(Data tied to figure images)
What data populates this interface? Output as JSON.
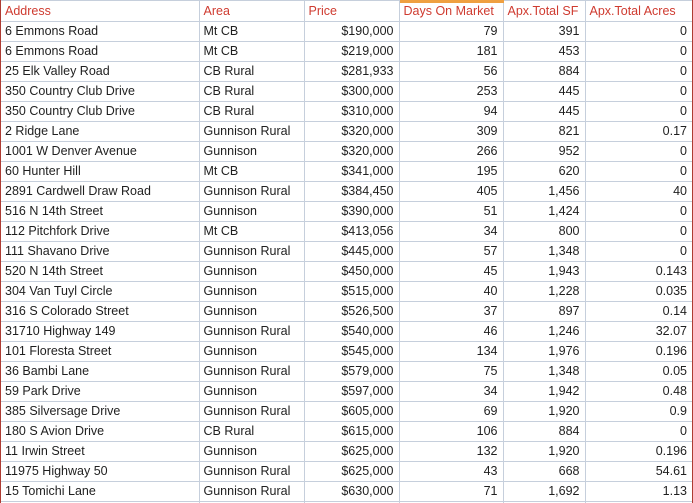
{
  "table": {
    "columns": [
      {
        "label": "Address",
        "align": "left"
      },
      {
        "label": "Area",
        "align": "left"
      },
      {
        "label": "Price",
        "align": "right"
      },
      {
        "label": "Days On Market",
        "align": "right",
        "accent_top": true
      },
      {
        "label": "Apx.Total SF",
        "align": "right"
      },
      {
        "label": "Apx.Total Acres",
        "align": "right"
      }
    ],
    "rows": [
      [
        "6 Emmons Road",
        "Mt CB",
        "$190,000",
        "79",
        "391",
        "0"
      ],
      [
        "6 Emmons Road",
        "Mt CB",
        "$219,000",
        "181",
        "453",
        "0"
      ],
      [
        "25 Elk Valley Road",
        "CB Rural",
        "$281,933",
        "56",
        "884",
        "0"
      ],
      [
        "350 Country Club Drive",
        "CB Rural",
        "$300,000",
        "253",
        "445",
        "0"
      ],
      [
        "350 Country Club Drive",
        "CB Rural",
        "$310,000",
        "94",
        "445",
        "0"
      ],
      [
        "2 Ridge Lane",
        "Gunnison Rural",
        "$320,000",
        "309",
        "821",
        "0.17"
      ],
      [
        "1001 W Denver Avenue",
        "Gunnison",
        "$320,000",
        "266",
        "952",
        "0"
      ],
      [
        "60 Hunter Hill",
        "Mt CB",
        "$341,000",
        "195",
        "620",
        "0"
      ],
      [
        "2891 Cardwell Draw Road",
        "Gunnison Rural",
        "$384,450",
        "405",
        "1,456",
        "40"
      ],
      [
        "516 N 14th Street",
        "Gunnison",
        "$390,000",
        "51",
        "1,424",
        "0"
      ],
      [
        "112 Pitchfork Drive",
        "Mt CB",
        "$413,056",
        "34",
        "800",
        "0"
      ],
      [
        "111 Shavano Drive",
        "Gunnison Rural",
        "$445,000",
        "57",
        "1,348",
        "0"
      ],
      [
        "520 N 14th Street",
        "Gunnison",
        "$450,000",
        "45",
        "1,943",
        "0.143"
      ],
      [
        "304 Van Tuyl Circle",
        "Gunnison",
        "$515,000",
        "40",
        "1,228",
        "0.035"
      ],
      [
        "316 S Colorado Street",
        "Gunnison",
        "$526,500",
        "37",
        "897",
        "0.14"
      ],
      [
        "31710 Highway 149",
        "Gunnison Rural",
        "$540,000",
        "46",
        "1,246",
        "32.07"
      ],
      [
        "101 Floresta Street",
        "Gunnison",
        "$545,000",
        "134",
        "1,976",
        "0.196"
      ],
      [
        "36 Bambi Lane",
        "Gunnison Rural",
        "$579,000",
        "75",
        "1,348",
        "0.05"
      ],
      [
        "59 Park Drive",
        "Gunnison",
        "$597,000",
        "34",
        "1,942",
        "0.48"
      ],
      [
        "385 Silversage Drive",
        "Gunnison Rural",
        "$605,000",
        "69",
        "1,920",
        "0.9"
      ],
      [
        "180 S Avion Drive",
        "CB Rural",
        "$615,000",
        "106",
        "884",
        "0"
      ],
      [
        "11 Irwin Street",
        "Gunnison",
        "$625,000",
        "132",
        "1,920",
        "0.196"
      ],
      [
        "11975 Highway 50",
        "Gunnison Rural",
        "$625,000",
        "43",
        "668",
        "54.61"
      ],
      [
        "15 Tomichi Lane",
        "Gunnison Rural",
        "$630,000",
        "71",
        "1,692",
        "1.13"
      ]
    ]
  },
  "colors": {
    "header_text": "#CF3B30",
    "body_text": "#1F1F1F",
    "gridline": "#C6CFDC",
    "accent_bar": "#EFA041",
    "frame_border": "#AD3B32",
    "background": "#FFFFFF"
  }
}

Task objective
Output all of the data exactly as it stands, minus any images.

Solved problem
What data populates this interface? Output as JSON.
{
  "table": {
    "columns": [
      {
        "label": "Address",
        "align": "left"
      },
      {
        "label": "Area",
        "align": "left"
      },
      {
        "label": "Price",
        "align": "right"
      },
      {
        "label": "Days On Market",
        "align": "right",
        "accent_top": true
      },
      {
        "label": "Apx.Total SF",
        "align": "right"
      },
      {
        "label": "Apx.Total Acres",
        "align": "right"
      }
    ],
    "rows": [
      [
        "6 Emmons Road",
        "Mt CB",
        "$190,000",
        "79",
        "391",
        "0"
      ],
      [
        "6 Emmons Road",
        "Mt CB",
        "$219,000",
        "181",
        "453",
        "0"
      ],
      [
        "25 Elk Valley Road",
        "CB Rural",
        "$281,933",
        "56",
        "884",
        "0"
      ],
      [
        "350 Country Club Drive",
        "CB Rural",
        "$300,000",
        "253",
        "445",
        "0"
      ],
      [
        "350 Country Club Drive",
        "CB Rural",
        "$310,000",
        "94",
        "445",
        "0"
      ],
      [
        "2 Ridge Lane",
        "Gunnison Rural",
        "$320,000",
        "309",
        "821",
        "0.17"
      ],
      [
        "1001 W Denver Avenue",
        "Gunnison",
        "$320,000",
        "266",
        "952",
        "0"
      ],
      [
        "60 Hunter Hill",
        "Mt CB",
        "$341,000",
        "195",
        "620",
        "0"
      ],
      [
        "2891 Cardwell Draw Road",
        "Gunnison Rural",
        "$384,450",
        "405",
        "1,456",
        "40"
      ],
      [
        "516 N 14th Street",
        "Gunnison",
        "$390,000",
        "51",
        "1,424",
        "0"
      ],
      [
        "112 Pitchfork Drive",
        "Mt CB",
        "$413,056",
        "34",
        "800",
        "0"
      ],
      [
        "111 Shavano Drive",
        "Gunnison Rural",
        "$445,000",
        "57",
        "1,348",
        "0"
      ],
      [
        "520 N 14th Street",
        "Gunnison",
        "$450,000",
        "45",
        "1,943",
        "0.143"
      ],
      [
        "304 Van Tuyl Circle",
        "Gunnison",
        "$515,000",
        "40",
        "1,228",
        "0.035"
      ],
      [
        "316 S Colorado Street",
        "Gunnison",
        "$526,500",
        "37",
        "897",
        "0.14"
      ],
      [
        "31710 Highway 149",
        "Gunnison Rural",
        "$540,000",
        "46",
        "1,246",
        "32.07"
      ],
      [
        "101 Floresta Street",
        "Gunnison",
        "$545,000",
        "134",
        "1,976",
        "0.196"
      ],
      [
        "36 Bambi Lane",
        "Gunnison Rural",
        "$579,000",
        "75",
        "1,348",
        "0.05"
      ],
      [
        "59 Park Drive",
        "Gunnison",
        "$597,000",
        "34",
        "1,942",
        "0.48"
      ],
      [
        "385 Silversage Drive",
        "Gunnison Rural",
        "$605,000",
        "69",
        "1,920",
        "0.9"
      ],
      [
        "180 S Avion Drive",
        "CB Rural",
        "$615,000",
        "106",
        "884",
        "0"
      ],
      [
        "11 Irwin Street",
        "Gunnison",
        "$625,000",
        "132",
        "1,920",
        "0.196"
      ],
      [
        "11975 Highway 50",
        "Gunnison Rural",
        "$625,000",
        "43",
        "668",
        "54.61"
      ],
      [
        "15 Tomichi Lane",
        "Gunnison Rural",
        "$630,000",
        "71",
        "1,692",
        "1.13"
      ]
    ]
  },
  "colors": {
    "header_text": "#CF3B30",
    "body_text": "#1F1F1F",
    "gridline": "#C6CFDC",
    "accent_bar": "#EFA041",
    "frame_border": "#AD3B32",
    "background": "#FFFFFF"
  }
}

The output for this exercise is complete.